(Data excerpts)

'''

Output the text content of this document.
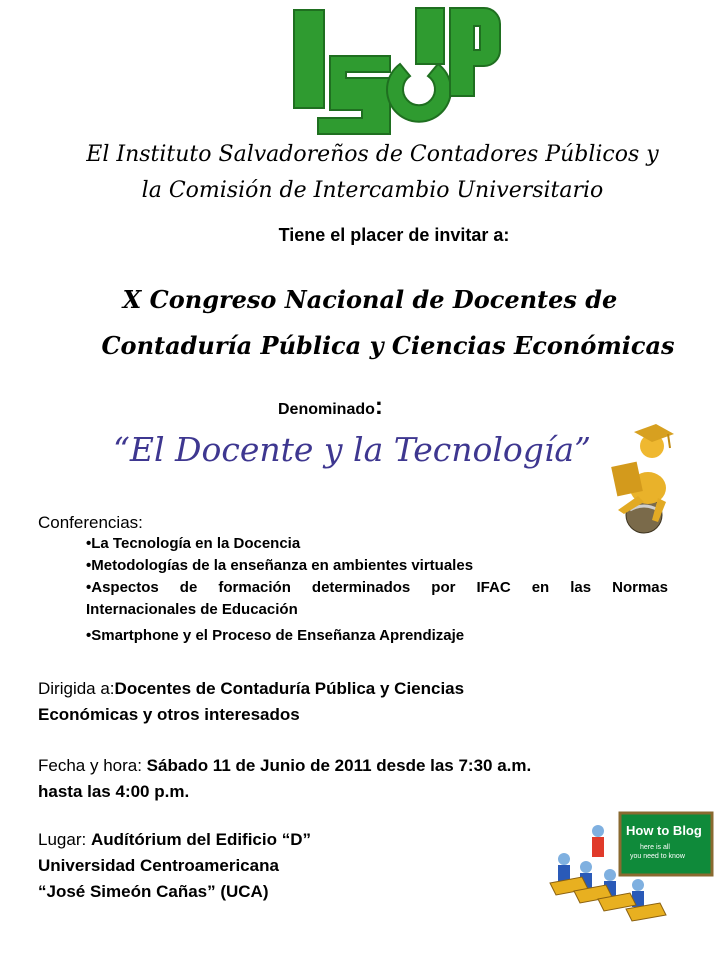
El Instituto Salvadoreños de Contadores Públicos y
la Comisión de Intercambio Universitario
Tiene el placer de invitar a:
X Congreso Nacional de Docentes de
Contaduría Pública y Ciencias Económicas
Denominado:
“El Docente y la Tecnología”
Conferencias:
•La Tecnología en la Docencia
•Metodologías de la enseñanza en ambientes virtuales
•Aspectos de formación determinados por IFAC en las Normas
Internacionales de Educación
•Smartphone y el Proceso de Enseñanza Aprendizaje
Dirigida a:Docentes de Contaduría Pública y Ciencias
Económicas y otros interesados
Fecha y hora: Sábado 11 de Junio de 2011 desde las 7:30 a.m.
hasta las 4:00 p.m.
Lugar: Audítórium del Edificio “D”
Universidad Centroamericana
“José Simeón Cañas” (UCA)
How to Blog
here is all
you need to know
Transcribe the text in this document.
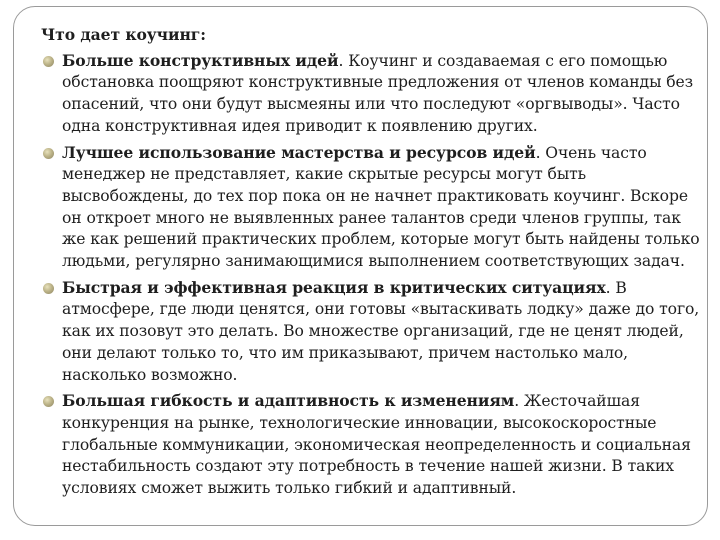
Что дает коучинг:
Больше конструктивных идей. Коучинг и создаваемая с его помощью обстановка поощряют конструктивные предложения от членов команды без опасений, что они будут высмеяны или что последуют «оргвыводы». Часто одна конструктивная идея приводит к появлению других.
Лучшее использование мастерства и ресурсов идей. Очень часто менеджер не представляет, какие скрытые ресурсы могут быть высвобождены, до тех пор пока он не начнет практиковать коучинг. Вскоре он откроет много не выявленных ранее талантов среди членов группы, так же как решений практических проблем, которые могут быть найдены только людьми, регулярно занимающимися выполнением соответствующих задач.
Быстрая и эффективная реакция в критических ситуациях. В атмосфере, где люди ценятся, они готовы «вытаскивать лодку» даже до того, как их позовут это делать. Во множестве организаций, где не ценят людей, они делают только то, что им приказывают, причем настолько мало, насколько возможно.
Большая гибкость и адаптивность к изменениям. Жесточайшая конкуренция на рынке, технологические инновации, высокоскоростные глобальные коммуникации, экономическая неопределенность и социальная нестабильность создают эту потребность в течение нашей жизни. В таких условиях сможет выжить только гибкий и адаптивный.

'''

__Instructions to follow__: Retype every entry verbatim and exclude the pictures from the copy.

__Right answer__:
Output the text content of this document.
El Instituto Salvadoreños de Contadores Públicos y
la Comisión de Intercambio Universitario
Tiene el placer de invitar a:
X Congreso Nacional de Docentes de
Contaduría Pública y Ciencias Económicas
Denominado:
“El Docente y la Tecnología”
Conferencias:
•La Tecnología en la Docencia
•Metodologías de la enseñanza en ambientes virtuales
•Aspectos de formación determinados por IFAC en las Normas
Internacionales de Educación
•Smartphone y el Proceso de Enseñanza Aprendizaje
Dirigida a:Docentes de Contaduría Pública y Ciencias
Económicas y otros interesados
Fecha y hora: Sábado 11 de Junio de 2011 desde las 7:30 a.m.
hasta las 4:00 p.m.
Lugar: Audítórium del Edificio “D”
Universidad Centroamericana
“José Simeón Cañas” (UCA)
How to Blog
here is all
you need to know
Transcribe the text in this document.
Что дает коучинг:
Больше конструктивных идей. Коучинг и создаваемая с его помощью обстановка поощряют конструктивные предложения от членов команды без опасений, что они будут высмеяны или что последуют «оргвыводы». Часто одна конструктивная идея приводит к появлению других.
Лучшее использование мастерства и ресурсов идей. Очень часто менеджер не представляет, какие скрытые ресурсы могут быть высвобождены, до тех пор пока он не начнет практиковать коучинг. Вскоре он откроет много не выявленных ранее талантов среди членов группы, так же как решений практических проблем, которые могут быть найдены только людьми, регулярно занимающимися выполнением соответствующих задач.
Быстрая и эффективная реакция в критических ситуациях. В атмосфере, где люди ценятся, они готовы «вытаскивать лодку» даже до того, как их позовут это делать. Во множестве организаций, где не ценят людей, они делают только то, что им приказывают, причем настолько мало, насколько возможно.
Большая гибкость и адаптивность к изменениям. Жесточайшая конкуренция на рынке, технологические инновации, высокоскоростные глобальные коммуникации, экономическая неопределенность и социальная нестабильность создают эту потребность в течение нашей жизни. В таких условиях сможет выжить только гибкий и адаптивный.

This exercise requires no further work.